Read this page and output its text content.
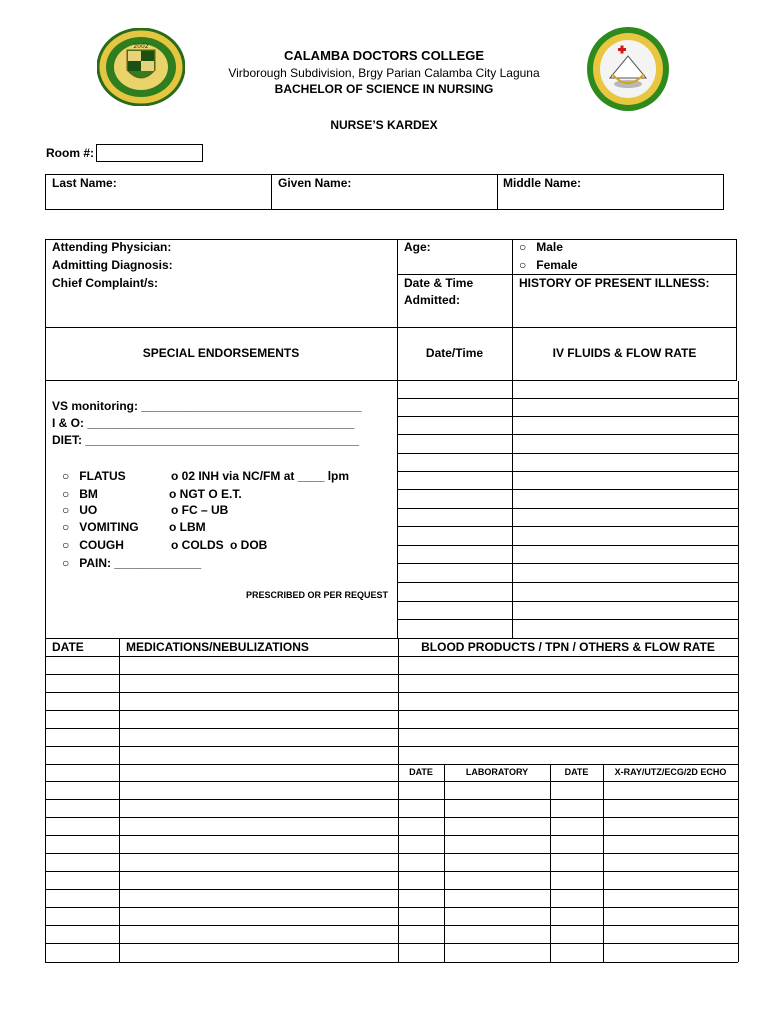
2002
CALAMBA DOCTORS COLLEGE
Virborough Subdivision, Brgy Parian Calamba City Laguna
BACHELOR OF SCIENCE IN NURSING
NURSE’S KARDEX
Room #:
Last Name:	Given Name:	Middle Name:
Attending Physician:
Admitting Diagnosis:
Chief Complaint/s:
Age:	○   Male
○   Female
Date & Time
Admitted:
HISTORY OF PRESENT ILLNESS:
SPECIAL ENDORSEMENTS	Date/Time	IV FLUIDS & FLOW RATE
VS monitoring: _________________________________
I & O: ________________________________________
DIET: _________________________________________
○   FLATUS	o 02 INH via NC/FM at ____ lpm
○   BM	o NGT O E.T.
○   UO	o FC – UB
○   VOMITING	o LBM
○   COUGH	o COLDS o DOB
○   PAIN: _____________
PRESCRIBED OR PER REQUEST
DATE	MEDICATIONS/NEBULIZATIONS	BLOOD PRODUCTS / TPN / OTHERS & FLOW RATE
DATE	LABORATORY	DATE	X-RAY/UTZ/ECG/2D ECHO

==

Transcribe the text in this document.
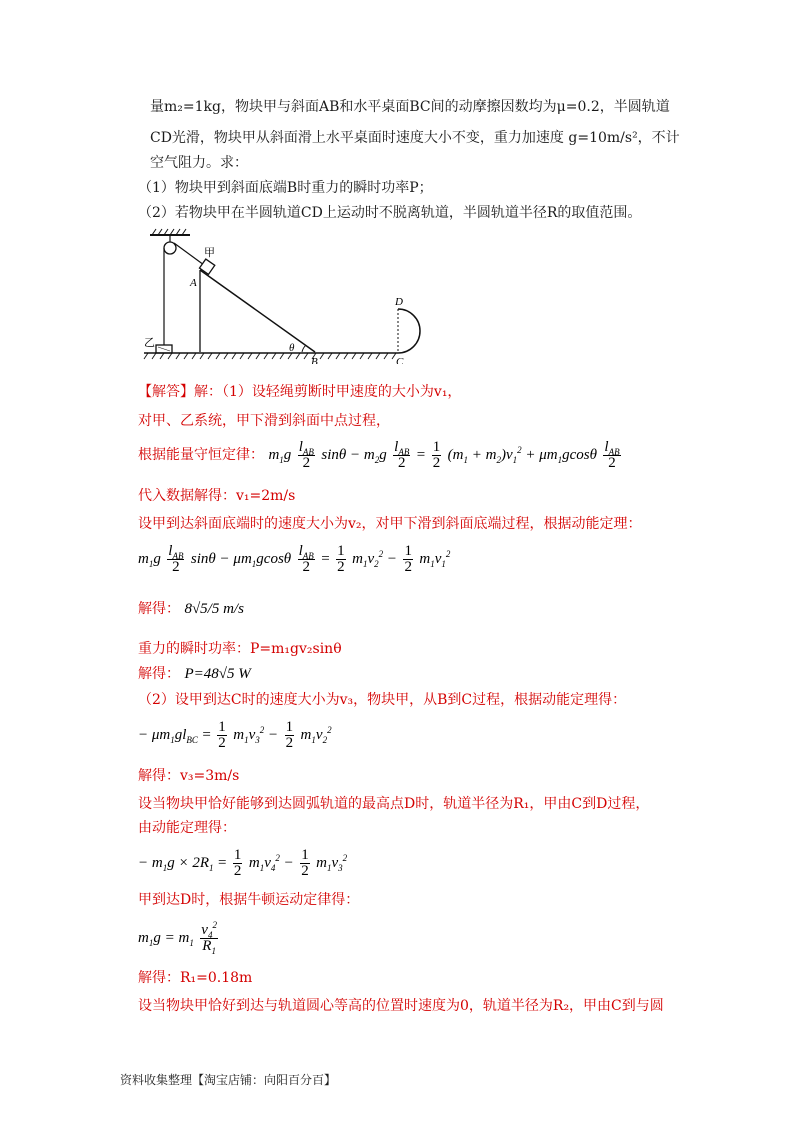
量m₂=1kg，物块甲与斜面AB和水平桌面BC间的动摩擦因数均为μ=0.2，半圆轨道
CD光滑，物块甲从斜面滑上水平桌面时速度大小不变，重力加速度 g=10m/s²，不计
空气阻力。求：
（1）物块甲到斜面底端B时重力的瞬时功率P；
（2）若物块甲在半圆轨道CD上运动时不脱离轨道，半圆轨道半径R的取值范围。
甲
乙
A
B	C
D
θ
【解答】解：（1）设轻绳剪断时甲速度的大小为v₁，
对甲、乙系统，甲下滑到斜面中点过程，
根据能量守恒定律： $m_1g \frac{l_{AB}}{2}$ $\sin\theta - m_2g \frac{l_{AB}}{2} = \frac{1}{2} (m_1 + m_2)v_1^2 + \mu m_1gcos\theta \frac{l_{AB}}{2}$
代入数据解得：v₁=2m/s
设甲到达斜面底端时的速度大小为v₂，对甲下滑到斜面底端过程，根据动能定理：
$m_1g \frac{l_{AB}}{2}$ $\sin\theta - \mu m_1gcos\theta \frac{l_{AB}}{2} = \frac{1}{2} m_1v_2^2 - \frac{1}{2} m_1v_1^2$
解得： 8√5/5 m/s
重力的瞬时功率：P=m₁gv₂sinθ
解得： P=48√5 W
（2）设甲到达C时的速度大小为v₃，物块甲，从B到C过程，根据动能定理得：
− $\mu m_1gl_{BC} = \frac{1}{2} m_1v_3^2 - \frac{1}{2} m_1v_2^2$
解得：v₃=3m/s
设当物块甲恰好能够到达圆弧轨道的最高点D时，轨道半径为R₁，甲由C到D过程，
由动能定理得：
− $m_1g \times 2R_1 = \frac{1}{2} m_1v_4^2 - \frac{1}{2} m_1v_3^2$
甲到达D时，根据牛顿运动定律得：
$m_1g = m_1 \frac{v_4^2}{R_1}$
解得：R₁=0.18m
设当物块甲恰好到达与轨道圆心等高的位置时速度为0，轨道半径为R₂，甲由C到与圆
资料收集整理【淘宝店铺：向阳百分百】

-- Challenge --
Each line containing the word "RATE" counts once; say how many such lines there are, giving only the number.

-- Answer in full --
2